=== Raw records ===
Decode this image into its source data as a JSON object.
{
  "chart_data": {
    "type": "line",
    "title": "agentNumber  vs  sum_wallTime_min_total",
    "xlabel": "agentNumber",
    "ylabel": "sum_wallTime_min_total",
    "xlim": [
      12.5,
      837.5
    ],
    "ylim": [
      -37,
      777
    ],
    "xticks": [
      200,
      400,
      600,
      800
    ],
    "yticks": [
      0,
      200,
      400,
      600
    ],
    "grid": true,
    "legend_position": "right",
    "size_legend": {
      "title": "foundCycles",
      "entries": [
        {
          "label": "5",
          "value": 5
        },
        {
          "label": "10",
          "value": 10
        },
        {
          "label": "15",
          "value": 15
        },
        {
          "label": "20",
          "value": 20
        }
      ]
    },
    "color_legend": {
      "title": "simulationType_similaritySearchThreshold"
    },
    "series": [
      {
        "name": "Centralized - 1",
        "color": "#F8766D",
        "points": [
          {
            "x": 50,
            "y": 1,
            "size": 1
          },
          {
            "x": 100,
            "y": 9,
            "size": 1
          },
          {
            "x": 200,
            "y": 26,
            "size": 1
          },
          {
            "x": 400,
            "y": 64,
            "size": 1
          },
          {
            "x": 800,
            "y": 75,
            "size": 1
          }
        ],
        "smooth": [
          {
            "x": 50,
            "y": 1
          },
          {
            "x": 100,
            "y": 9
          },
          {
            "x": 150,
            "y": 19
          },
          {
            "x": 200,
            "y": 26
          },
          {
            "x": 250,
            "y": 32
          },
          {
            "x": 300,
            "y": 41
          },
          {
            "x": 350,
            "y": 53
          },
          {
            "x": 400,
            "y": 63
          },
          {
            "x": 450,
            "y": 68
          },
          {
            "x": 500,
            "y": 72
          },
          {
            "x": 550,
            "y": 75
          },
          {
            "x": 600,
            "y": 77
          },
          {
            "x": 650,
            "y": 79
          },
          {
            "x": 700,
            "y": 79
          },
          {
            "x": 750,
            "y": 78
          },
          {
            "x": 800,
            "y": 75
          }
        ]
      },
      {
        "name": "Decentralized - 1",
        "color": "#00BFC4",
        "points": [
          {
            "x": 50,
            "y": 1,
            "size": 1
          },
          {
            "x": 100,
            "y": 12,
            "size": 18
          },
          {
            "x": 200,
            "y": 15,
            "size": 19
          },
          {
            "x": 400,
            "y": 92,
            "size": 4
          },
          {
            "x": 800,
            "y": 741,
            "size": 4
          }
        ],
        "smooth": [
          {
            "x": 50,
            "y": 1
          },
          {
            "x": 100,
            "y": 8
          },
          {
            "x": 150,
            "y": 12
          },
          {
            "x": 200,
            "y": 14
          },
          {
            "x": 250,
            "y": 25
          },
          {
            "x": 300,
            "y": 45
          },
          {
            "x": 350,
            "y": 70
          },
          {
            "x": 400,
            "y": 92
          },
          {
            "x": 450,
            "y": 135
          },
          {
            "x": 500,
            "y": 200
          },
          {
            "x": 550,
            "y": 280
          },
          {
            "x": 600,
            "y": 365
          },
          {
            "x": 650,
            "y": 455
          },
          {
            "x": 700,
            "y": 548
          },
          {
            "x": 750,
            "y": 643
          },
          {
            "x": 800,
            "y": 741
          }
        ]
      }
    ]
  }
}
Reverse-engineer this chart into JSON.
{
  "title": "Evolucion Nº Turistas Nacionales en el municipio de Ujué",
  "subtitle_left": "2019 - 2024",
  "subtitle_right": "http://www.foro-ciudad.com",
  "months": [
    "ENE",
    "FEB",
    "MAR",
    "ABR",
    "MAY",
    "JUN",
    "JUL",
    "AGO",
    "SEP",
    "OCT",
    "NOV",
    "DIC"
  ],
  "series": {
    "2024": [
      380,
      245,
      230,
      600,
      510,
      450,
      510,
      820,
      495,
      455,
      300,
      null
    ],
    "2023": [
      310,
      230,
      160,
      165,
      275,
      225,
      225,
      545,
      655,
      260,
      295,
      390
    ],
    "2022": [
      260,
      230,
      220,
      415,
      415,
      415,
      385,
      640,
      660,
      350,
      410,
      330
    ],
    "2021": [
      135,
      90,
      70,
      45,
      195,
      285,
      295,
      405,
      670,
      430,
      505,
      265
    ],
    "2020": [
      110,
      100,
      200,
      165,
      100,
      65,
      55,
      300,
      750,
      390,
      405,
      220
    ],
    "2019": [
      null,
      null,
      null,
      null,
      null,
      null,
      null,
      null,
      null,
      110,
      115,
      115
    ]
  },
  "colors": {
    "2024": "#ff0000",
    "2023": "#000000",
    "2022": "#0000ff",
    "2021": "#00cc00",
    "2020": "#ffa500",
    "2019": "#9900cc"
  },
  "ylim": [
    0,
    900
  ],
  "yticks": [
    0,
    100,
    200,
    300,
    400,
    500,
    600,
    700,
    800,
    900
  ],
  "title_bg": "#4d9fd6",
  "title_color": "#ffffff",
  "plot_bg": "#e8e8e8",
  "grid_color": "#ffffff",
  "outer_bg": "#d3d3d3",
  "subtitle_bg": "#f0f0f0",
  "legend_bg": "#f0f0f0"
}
===
• [The problem] Set down the listing in full, keeping every word exactly as it is.

• [Task output]
Decode this image into its source data as a JSON object.
{
  "chart_data": {
    "type": "line",
    "title": "agentNumber  vs  sum_wallTime_min_total",
    "xlabel": "agentNumber",
    "ylabel": "sum_wallTime_min_total",
    "xlim": [
      12.5,
      837.5
    ],
    "ylim": [
      -37,
      777
    ],
    "xticks": [
      200,
      400,
      600,
      800
    ],
    "yticks": [
      0,
      200,
      400,
      600
    ],
    "grid": true,
    "legend_position": "right",
    "size_legend": {
      "title": "foundCycles",
      "entries": [
        {
          "label": "5",
          "value": 5
        },
        {
          "label": "10",
          "value": 10
        },
        {
          "label": "15",
          "value": 15
        },
        {
          "label": "20",
          "value": 20
        }
      ]
    },
    "color_legend": {
      "title": "simulationType_similaritySearchThreshold"
    },
    "series": [
      {
        "name": "Centralized - 1",
        "color": "#F8766D",
        "points": [
          {
            "x": 50,
            "y": 1,
            "size": 1
          },
          {
            "x": 100,
            "y": 9,
            "size": 1
          },
          {
            "x": 200,
            "y": 26,
            "size": 1
          },
          {
            "x": 400,
            "y": 64,
            "size": 1
          },
          {
            "x": 800,
            "y": 75,
            "size": 1
          }
        ],
        "smooth": [
          {
            "x": 50,
            "y": 1
          },
          {
            "x": 100,
            "y": 9
          },
          {
            "x": 150,
            "y": 19
          },
          {
            "x": 200,
            "y": 26
          },
          {
            "x": 250,
            "y": 32
          },
          {
            "x": 300,
            "y": 41
          },
          {
            "x": 350,
            "y": 53
          },
          {
            "x": 400,
            "y": 63
          },
          {
            "x": 450,
            "y": 68
          },
          {
            "x": 500,
            "y": 72
          },
          {
            "x": 550,
            "y": 75
          },
          {
            "x": 600,
            "y": 77
          },
          {
            "x": 650,
            "y": 79
          },
          {
            "x": 700,
            "y": 79
          },
          {
            "x": 750,
            "y": 78
          },
          {
            "x": 800,
            "y": 75
          }
        ]
      },
      {
        "name": "Decentralized - 1",
        "color": "#00BFC4",
        "points": [
          {
            "x": 50,
            "y": 1,
            "size": 1
          },
          {
            "x": 100,
            "y": 12,
            "size": 18
          },
          {
            "x": 200,
            "y": 15,
            "size": 19
          },
          {
            "x": 400,
            "y": 92,
            "size": 4
          },
          {
            "x": 800,
            "y": 741,
            "size": 4
          }
        ],
        "smooth": [
          {
            "x": 50,
            "y": 1
          },
          {
            "x": 100,
            "y": 8
          },
          {
            "x": 150,
            "y": 12
          },
          {
            "x": 200,
            "y": 14
          },
          {
            "x": 250,
            "y": 25
          },
          {
            "x": 300,
            "y": 45
          },
          {
            "x": 350,
            "y": 70
          },
          {
            "x": 400,
            "y": 92
          },
          {
            "x": 450,
            "y": 135
          },
          {
            "x": 500,
            "y": 200
          },
          {
            "x": 550,
            "y": 280
          },
          {
            "x": 600,
            "y": 365
          },
          {
            "x": 650,
            "y": 455
          },
          {
            "x": 700,
            "y": 548
          },
          {
            "x": 750,
            "y": 643
          },
          {
            "x": 800,
            "y": 741
          }
        ]
      }
    ]
  }
}
Reverse-engineer this chart into JSON.
{
  "title": "Evolucion Nº Turistas Nacionales en el municipio de Ujué",
  "subtitle_left": "2019 - 2024",
  "subtitle_right": "http://www.foro-ciudad.com",
  "months": [
    "ENE",
    "FEB",
    "MAR",
    "ABR",
    "MAY",
    "JUN",
    "JUL",
    "AGO",
    "SEP",
    "OCT",
    "NOV",
    "DIC"
  ],
  "series": {
    "2024": [
      380,
      245,
      230,
      600,
      510,
      450,
      510,
      820,
      495,
      455,
      300,
      null
    ],
    "2023": [
      310,
      230,
      160,
      165,
      275,
      225,
      225,
      545,
      655,
      260,
      295,
      390
    ],
    "2022": [
      260,
      230,
      220,
      415,
      415,
      415,
      385,
      640,
      660,
      350,
      410,
      330
    ],
    "2021": [
      135,
      90,
      70,
      45,
      195,
      285,
      295,
      405,
      670,
      430,
      505,
      265
    ],
    "2020": [
      110,
      100,
      200,
      165,
      100,
      65,
      55,
      300,
      750,
      390,
      405,
      220
    ],
    "2019": [
      null,
      null,
      null,
      null,
      null,
      null,
      null,
      null,
      null,
      110,
      115,
      115
    ]
  },
  "colors": {
    "2024": "#ff0000",
    "2023": "#000000",
    "2022": "#0000ff",
    "2021": "#00cc00",
    "2020": "#ffa500",
    "2019": "#9900cc"
  },
  "ylim": [
    0,
    900
  ],
  "yticks": [
    0,
    100,
    200,
    300,
    400,
    500,
    600,
    700,
    800,
    900
  ],
  "title_bg": "#4d9fd6",
  "title_color": "#ffffff",
  "plot_bg": "#e8e8e8",
  "grid_color": "#ffffff",
  "outer_bg": "#d3d3d3",
  "subtitle_bg": "#f0f0f0",
  "legend_bg": "#f0f0f0"
}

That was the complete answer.